▶ **WORK INSTRUCTIONS**: Each line of the material below should be reproduced exactly.
+++
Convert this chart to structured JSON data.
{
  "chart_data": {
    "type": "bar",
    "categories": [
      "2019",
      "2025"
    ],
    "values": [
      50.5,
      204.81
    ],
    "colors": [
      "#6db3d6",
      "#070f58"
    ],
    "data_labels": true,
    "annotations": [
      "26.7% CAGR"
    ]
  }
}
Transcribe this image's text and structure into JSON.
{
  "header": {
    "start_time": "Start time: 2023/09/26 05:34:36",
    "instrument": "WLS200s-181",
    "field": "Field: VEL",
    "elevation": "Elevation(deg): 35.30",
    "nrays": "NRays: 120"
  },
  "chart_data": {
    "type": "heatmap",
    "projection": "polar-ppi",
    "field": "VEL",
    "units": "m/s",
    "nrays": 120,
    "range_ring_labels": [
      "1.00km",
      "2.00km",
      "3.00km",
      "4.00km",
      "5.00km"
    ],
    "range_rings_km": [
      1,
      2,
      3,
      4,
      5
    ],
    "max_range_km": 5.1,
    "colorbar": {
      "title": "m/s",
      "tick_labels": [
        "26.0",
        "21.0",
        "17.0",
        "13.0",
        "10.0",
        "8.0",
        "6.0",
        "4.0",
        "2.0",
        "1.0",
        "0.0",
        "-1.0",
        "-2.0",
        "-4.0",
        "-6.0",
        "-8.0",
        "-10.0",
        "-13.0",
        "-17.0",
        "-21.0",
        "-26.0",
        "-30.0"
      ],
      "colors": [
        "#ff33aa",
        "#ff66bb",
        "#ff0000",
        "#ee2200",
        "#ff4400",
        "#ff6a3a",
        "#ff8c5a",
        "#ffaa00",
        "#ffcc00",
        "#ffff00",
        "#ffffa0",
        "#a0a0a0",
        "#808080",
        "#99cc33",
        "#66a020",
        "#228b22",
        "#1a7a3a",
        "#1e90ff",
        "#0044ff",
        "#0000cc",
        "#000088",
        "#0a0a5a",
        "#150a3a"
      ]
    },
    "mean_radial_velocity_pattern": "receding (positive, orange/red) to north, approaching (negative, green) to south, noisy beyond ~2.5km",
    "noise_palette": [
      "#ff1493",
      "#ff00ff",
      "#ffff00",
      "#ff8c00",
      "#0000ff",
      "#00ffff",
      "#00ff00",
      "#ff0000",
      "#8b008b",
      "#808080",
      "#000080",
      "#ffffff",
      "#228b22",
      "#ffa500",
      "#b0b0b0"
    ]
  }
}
+++
▶ **THE SOLUTION**:
Convert this chart to structured JSON data.
{
  "chart_data": {
    "type": "bar",
    "categories": [
      "2019",
      "2025"
    ],
    "values": [
      50.5,
      204.81
    ],
    "colors": [
      "#6db3d6",
      "#070f58"
    ],
    "data_labels": true,
    "annotations": [
      "26.7% CAGR"
    ]
  }
}
Transcribe this image's text and structure into JSON.
{
  "header": {
    "start_time": "Start time: 2023/09/26 05:34:36",
    "instrument": "WLS200s-181",
    "field": "Field: VEL",
    "elevation": "Elevation(deg): 35.30",
    "nrays": "NRays: 120"
  },
  "chart_data": {
    "type": "heatmap",
    "projection": "polar-ppi",
    "field": "VEL",
    "units": "m/s",
    "nrays": 120,
    "range_ring_labels": [
      "1.00km",
      "2.00km",
      "3.00km",
      "4.00km",
      "5.00km"
    ],
    "range_rings_km": [
      1,
      2,
      3,
      4,
      5
    ],
    "max_range_km": 5.1,
    "colorbar": {
      "title": "m/s",
      "tick_labels": [
        "26.0",
        "21.0",
        "17.0",
        "13.0",
        "10.0",
        "8.0",
        "6.0",
        "4.0",
        "2.0",
        "1.0",
        "0.0",
        "-1.0",
        "-2.0",
        "-4.0",
        "-6.0",
        "-8.0",
        "-10.0",
        "-13.0",
        "-17.0",
        "-21.0",
        "-26.0",
        "-30.0"
      ],
      "colors": [
        "#ff33aa",
        "#ff66bb",
        "#ff0000",
        "#ee2200",
        "#ff4400",
        "#ff6a3a",
        "#ff8c5a",
        "#ffaa00",
        "#ffcc00",
        "#ffff00",
        "#ffffa0",
        "#a0a0a0",
        "#808080",
        "#99cc33",
        "#66a020",
        "#228b22",
        "#1a7a3a",
        "#1e90ff",
        "#0044ff",
        "#0000cc",
        "#000088",
        "#0a0a5a",
        "#150a3a"
      ]
    },
    "mean_radial_velocity_pattern": "receding (positive, orange/red) to north, approaching (negative, green) to south, noisy beyond ~2.5km",
    "noise_palette": [
      "#ff1493",
      "#ff00ff",
      "#ffff00",
      "#ff8c00",
      "#0000ff",
      "#00ffff",
      "#00ff00",
      "#ff0000",
      "#8b008b",
      "#808080",
      "#000080",
      "#ffffff",
      "#228b22",
      "#ffa500",
      "#b0b0b0"
    ]
  }
}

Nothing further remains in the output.